* Begin Records for the task *

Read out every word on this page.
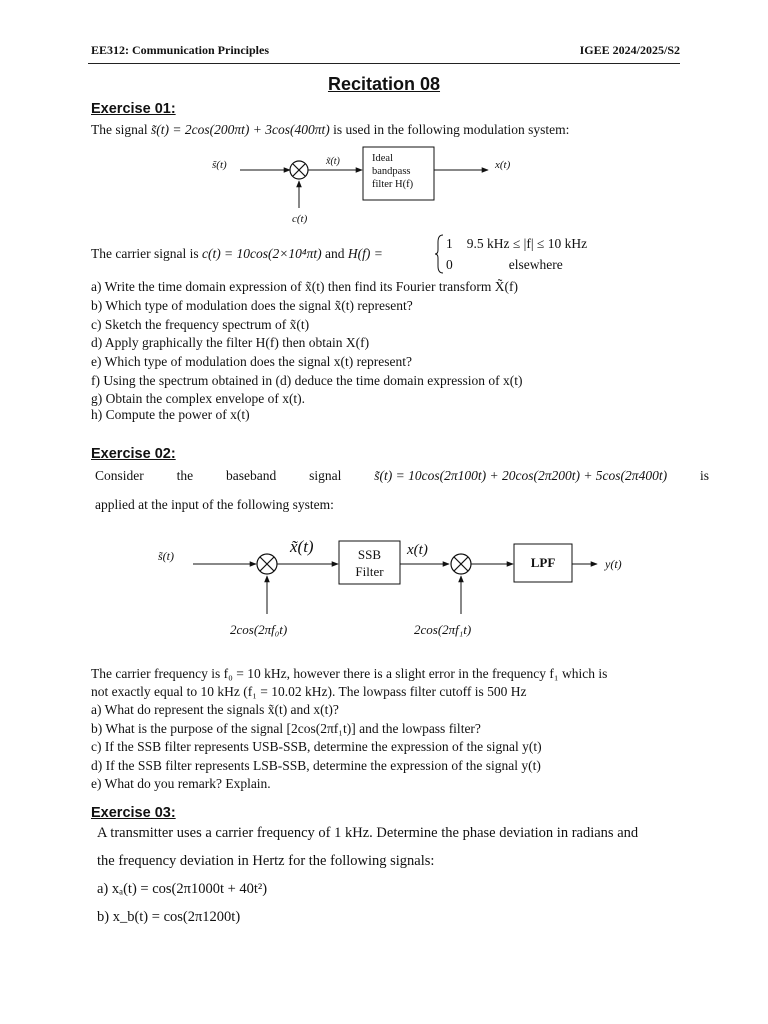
EE312: Communication Principles	IGEE 2024/2025/S2
Recitation 08
Exercise 01:
The signal s̃(t) = 2cos(200πt) + 3cos(400πt) is used in the following modulation system:
s̃(t)
c(t)
x̃(t)	Ideal
bandpass
filter H(f)
x(t)
The carrier signal is c(t) = 10cos(2×10⁴πt) and H(f) =
1 9.5 kHz ≤ |f| ≤ 10 kHz
0	elsewhere
a) Write the time domain expression of x̃(t) then find its Fourier transform X̃(f)
b) Which type of modulation does the signal x̃(t) represent?
c) Sketch the frequency spectrum of x̃(t)
d) Apply graphically the filter H(f) then obtain X(f)
e) Which type of modulation does the signal x(t) represent?
f) Using the spectrum obtained in (d) deduce the time domain expression of x(t)
g) Obtain the complex envelope of x(t).
h) Compute the power of x(t)
Exercise 02:
Consider the baseband signal s̃(t) = 10cos(2π100t) + 20cos(2π200t) + 5cos(2π400t) is
applied at the input of the following system:
s̃(t)
2cos(2πf₀t)
x̃(t)	SSB
Filter
x(t)
2cos(2πf₁t)
LPF	y(t)
The carrier frequency is f₀ = 10 kHz, however there is a slight error in the frequency f₁ which is
not exactly equal to 10 kHz (f₁ = 10.02 kHz). The lowpass filter cutoff is 500 Hz
a) What do represent the signals x̃(t) and x(t)?
b) What is the purpose of the signal [2cos(2πf₁t)] and the lowpass filter?
c) If the SSB filter represents USB-SSB, determine the expression of the signal y(t)
d) If the SSB filter represents LSB-SSB, determine the expression of the signal y(t)
e) What do you remark? Explain.
Exercise 03:
A transmitter uses a carrier frequency of 1 kHz. Determine the phase deviation in radians and
the frequency deviation in Hertz for the following signals:
a) xₐ(t) = cos(2π1000t + 40t²)
b) x_b(t) = cos(2π1200t)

* End Records for the task *

• **Given instruction**
Pick out the lines above containing the word "signals", then copy them.

• **Response to the exercise**
a) What do represent the signals x̃(t) and x(t)?
the frequency deviation in Hertz for the following signals:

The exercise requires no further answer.